Task to carry out:
A line counts if it contains the string "children"; say how many such lines there are, giving only the number.

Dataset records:
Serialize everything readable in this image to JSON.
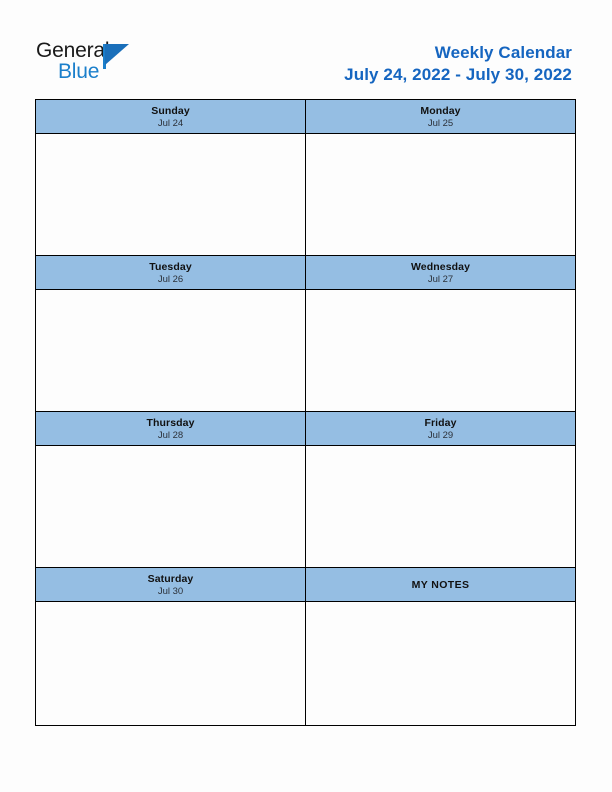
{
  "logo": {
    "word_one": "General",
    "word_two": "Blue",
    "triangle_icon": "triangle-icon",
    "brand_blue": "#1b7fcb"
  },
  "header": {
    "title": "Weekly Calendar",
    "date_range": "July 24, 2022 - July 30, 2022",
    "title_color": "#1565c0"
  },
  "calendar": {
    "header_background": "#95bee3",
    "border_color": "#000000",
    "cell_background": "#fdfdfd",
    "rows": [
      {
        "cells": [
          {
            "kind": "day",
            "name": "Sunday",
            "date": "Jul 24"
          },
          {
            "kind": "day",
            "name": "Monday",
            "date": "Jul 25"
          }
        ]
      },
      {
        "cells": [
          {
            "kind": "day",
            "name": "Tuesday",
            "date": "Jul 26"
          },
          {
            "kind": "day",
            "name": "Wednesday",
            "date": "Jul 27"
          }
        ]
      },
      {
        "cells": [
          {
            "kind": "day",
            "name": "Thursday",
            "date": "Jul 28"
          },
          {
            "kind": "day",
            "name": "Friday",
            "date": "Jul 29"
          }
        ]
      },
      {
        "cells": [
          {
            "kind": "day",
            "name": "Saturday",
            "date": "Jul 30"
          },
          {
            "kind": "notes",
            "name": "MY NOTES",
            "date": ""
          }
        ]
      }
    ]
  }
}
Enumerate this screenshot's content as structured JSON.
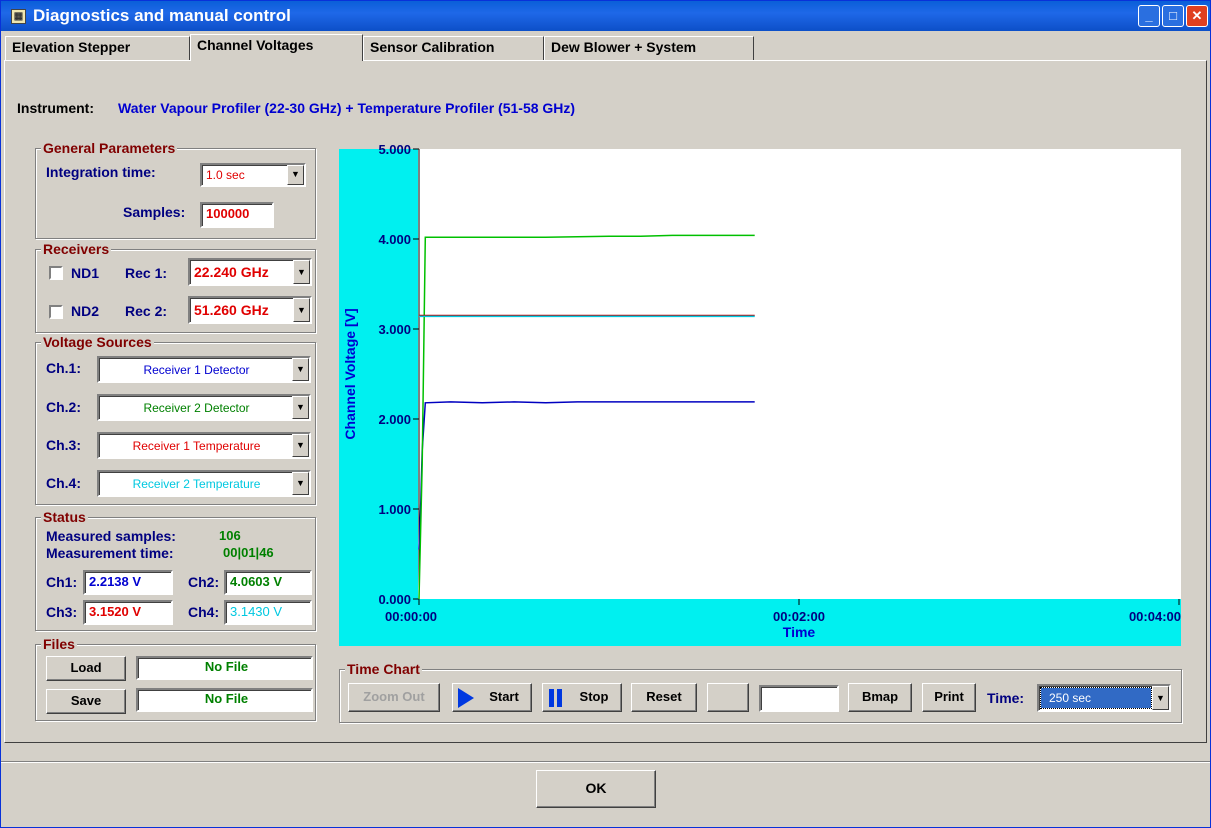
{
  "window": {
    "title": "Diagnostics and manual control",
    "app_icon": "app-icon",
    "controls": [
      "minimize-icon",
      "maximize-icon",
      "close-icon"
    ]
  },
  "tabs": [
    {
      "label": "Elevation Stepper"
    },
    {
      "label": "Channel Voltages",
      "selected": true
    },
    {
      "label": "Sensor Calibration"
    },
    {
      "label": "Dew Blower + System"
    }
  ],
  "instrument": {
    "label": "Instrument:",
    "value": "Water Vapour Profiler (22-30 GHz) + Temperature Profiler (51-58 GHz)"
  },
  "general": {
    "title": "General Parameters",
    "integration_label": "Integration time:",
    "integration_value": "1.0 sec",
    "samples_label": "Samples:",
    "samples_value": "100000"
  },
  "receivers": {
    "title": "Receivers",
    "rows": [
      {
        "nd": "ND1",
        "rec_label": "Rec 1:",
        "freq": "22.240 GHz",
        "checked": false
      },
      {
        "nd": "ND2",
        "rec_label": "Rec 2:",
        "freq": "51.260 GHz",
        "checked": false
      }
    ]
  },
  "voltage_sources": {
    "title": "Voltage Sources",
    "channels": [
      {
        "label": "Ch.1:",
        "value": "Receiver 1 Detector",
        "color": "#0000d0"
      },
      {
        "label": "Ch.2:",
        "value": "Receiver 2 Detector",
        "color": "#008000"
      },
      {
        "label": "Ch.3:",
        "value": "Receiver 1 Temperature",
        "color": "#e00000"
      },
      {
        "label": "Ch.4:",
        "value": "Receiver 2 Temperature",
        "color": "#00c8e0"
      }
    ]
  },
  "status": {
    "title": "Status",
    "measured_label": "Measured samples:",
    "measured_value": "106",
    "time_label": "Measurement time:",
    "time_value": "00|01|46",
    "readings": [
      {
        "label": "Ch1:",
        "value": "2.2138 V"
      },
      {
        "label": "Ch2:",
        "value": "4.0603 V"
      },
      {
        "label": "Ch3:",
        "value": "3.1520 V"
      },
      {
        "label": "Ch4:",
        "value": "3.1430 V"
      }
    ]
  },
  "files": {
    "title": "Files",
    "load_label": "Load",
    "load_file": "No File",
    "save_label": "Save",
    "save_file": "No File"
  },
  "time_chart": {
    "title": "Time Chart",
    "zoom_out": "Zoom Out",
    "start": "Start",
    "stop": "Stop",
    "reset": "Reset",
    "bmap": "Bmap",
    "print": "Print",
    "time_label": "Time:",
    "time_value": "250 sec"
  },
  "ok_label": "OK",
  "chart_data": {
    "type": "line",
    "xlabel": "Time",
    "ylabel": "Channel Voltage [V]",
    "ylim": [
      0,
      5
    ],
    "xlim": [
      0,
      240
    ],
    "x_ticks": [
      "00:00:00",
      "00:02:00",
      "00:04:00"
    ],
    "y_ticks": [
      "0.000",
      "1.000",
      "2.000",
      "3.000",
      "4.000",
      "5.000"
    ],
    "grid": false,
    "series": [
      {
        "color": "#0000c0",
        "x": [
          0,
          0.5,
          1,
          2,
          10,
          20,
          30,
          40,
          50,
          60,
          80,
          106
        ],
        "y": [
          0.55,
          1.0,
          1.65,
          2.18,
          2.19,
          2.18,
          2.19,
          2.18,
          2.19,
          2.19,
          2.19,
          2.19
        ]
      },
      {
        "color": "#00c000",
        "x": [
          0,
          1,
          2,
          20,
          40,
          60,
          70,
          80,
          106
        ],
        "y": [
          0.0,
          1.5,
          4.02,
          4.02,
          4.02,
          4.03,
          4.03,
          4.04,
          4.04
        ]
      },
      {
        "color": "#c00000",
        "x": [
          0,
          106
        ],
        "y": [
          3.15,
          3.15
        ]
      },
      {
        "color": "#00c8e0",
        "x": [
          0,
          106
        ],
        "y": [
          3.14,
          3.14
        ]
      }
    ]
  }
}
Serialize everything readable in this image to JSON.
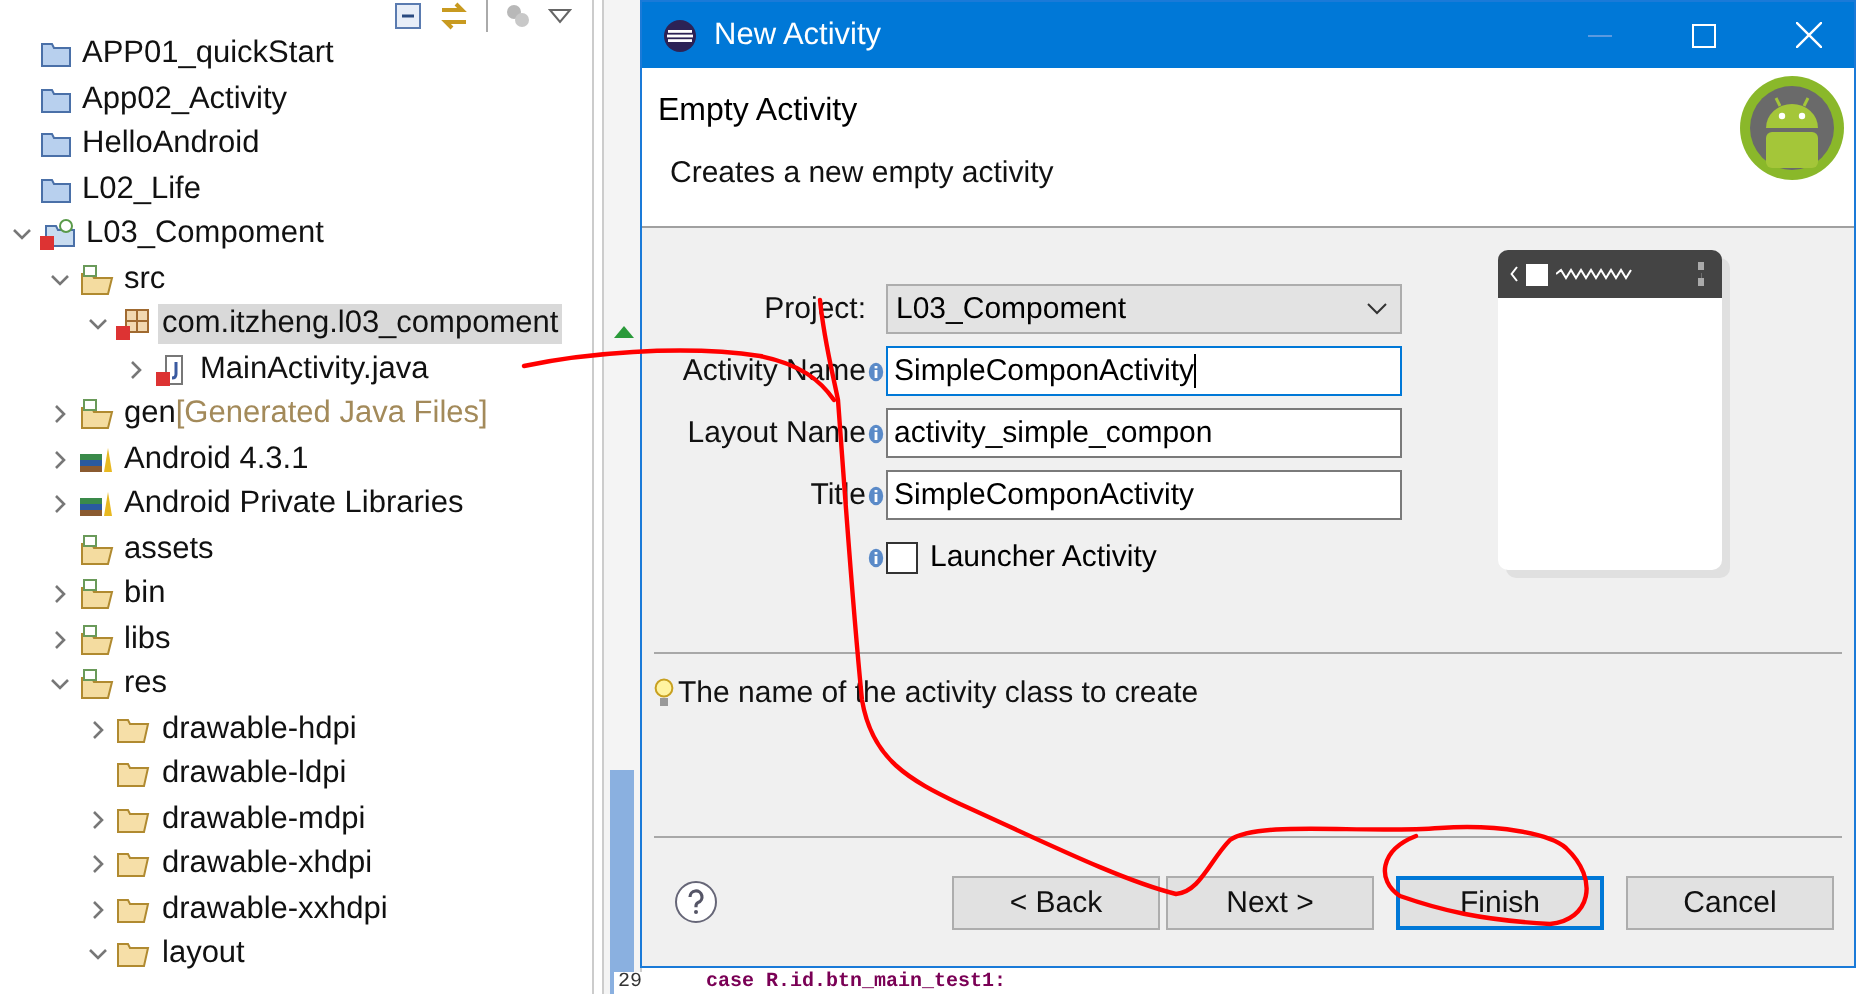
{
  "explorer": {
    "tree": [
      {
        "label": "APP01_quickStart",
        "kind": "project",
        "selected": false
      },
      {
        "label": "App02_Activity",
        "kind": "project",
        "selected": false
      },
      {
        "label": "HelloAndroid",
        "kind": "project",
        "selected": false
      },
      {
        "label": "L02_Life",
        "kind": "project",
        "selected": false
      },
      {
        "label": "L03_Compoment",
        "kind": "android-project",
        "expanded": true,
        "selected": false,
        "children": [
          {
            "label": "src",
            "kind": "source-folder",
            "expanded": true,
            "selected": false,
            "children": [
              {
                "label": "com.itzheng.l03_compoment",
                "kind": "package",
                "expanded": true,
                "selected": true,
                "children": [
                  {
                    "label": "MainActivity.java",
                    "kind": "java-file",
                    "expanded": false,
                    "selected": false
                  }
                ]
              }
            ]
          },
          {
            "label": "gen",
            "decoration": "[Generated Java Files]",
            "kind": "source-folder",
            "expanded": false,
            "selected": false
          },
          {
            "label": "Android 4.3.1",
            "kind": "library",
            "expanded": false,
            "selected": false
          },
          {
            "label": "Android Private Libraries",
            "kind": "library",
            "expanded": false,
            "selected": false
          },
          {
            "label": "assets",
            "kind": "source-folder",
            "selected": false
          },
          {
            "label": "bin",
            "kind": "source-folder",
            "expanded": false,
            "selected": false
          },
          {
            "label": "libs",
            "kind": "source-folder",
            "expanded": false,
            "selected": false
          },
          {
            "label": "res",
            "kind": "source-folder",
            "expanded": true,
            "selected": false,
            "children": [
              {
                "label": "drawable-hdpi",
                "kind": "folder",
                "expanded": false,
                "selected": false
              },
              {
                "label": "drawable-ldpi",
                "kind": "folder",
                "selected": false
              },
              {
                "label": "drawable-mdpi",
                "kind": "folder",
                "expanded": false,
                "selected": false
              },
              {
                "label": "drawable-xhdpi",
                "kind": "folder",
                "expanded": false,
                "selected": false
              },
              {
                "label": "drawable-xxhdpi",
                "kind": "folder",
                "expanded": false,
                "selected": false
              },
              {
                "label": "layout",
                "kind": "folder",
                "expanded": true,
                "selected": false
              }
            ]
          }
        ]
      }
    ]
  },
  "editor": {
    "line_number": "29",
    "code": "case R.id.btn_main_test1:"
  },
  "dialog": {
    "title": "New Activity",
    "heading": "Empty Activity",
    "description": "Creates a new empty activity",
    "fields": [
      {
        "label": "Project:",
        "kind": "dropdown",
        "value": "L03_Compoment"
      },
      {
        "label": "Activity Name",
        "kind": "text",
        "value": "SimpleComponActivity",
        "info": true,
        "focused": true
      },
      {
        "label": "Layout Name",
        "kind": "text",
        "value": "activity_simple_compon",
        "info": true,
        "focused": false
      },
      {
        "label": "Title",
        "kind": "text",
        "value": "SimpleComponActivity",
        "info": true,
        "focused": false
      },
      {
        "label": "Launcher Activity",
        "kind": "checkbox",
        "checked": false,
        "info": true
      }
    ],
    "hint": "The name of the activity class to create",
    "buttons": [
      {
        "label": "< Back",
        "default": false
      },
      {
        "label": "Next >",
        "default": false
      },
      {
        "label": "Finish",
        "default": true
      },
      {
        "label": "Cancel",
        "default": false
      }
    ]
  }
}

Answer below:
4